Locate the word "материалов" in the entries below, then gather every line that holds it.

The data →
· · · · ·
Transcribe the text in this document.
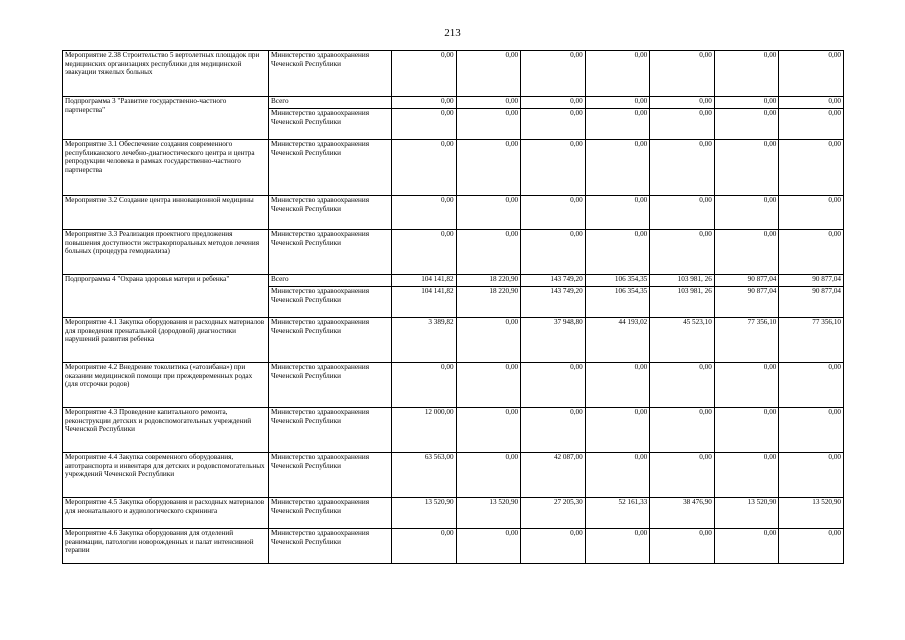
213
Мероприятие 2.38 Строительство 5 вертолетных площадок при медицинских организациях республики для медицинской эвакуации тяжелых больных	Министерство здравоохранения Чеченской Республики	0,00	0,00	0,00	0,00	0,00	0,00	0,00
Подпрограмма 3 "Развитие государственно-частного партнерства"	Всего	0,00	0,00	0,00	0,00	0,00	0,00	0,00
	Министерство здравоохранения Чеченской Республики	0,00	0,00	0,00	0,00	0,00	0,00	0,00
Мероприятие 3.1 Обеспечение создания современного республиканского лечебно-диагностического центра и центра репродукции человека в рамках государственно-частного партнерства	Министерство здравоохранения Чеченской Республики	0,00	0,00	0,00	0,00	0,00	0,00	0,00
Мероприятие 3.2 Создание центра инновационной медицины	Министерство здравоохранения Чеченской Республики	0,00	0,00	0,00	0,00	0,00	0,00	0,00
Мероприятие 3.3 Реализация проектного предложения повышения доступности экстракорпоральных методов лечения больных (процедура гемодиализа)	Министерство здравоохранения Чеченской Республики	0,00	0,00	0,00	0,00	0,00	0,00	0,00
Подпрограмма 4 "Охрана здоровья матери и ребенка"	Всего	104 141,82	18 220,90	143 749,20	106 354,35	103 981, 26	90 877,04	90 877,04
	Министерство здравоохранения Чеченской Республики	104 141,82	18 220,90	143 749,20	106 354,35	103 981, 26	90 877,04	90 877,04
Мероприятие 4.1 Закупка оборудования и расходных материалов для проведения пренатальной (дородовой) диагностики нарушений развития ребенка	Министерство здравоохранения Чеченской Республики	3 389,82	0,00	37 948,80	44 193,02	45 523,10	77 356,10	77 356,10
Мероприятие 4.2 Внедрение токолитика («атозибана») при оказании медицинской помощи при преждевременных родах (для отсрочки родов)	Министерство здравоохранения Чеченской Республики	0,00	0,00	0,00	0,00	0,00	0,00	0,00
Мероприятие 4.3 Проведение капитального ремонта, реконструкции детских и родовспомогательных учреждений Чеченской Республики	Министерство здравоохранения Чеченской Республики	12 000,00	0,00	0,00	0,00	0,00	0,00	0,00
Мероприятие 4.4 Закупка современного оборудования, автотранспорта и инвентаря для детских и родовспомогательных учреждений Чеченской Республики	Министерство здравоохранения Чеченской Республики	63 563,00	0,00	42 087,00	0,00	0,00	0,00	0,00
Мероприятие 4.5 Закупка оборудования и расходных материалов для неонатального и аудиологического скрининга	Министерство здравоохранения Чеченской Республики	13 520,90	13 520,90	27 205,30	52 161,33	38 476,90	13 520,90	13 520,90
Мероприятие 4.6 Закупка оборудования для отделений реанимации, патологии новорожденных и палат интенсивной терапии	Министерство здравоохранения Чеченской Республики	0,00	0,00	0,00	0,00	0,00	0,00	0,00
· · · · ·
Correct output →
Мероприятие 4.1 Закупка оборудования и расходных материалов для проведения пренатальной (дородовой) диагностики нарушений развития ребенка	Министерство здравоохранения Чеченской Республики	3 389,82	0,00	37 948,80	44 193,02	45 523,10	77 356,10	77 356,10
Мероприятие 4.5 Закупка оборудования и расходных материалов для неонатального и аудиологического скрининга	Министерство здравоохранения Чеченской Республики	13 520,90	13 520,90	27 205,30	52 161,33	38 476,90	13 520,90	13 520,90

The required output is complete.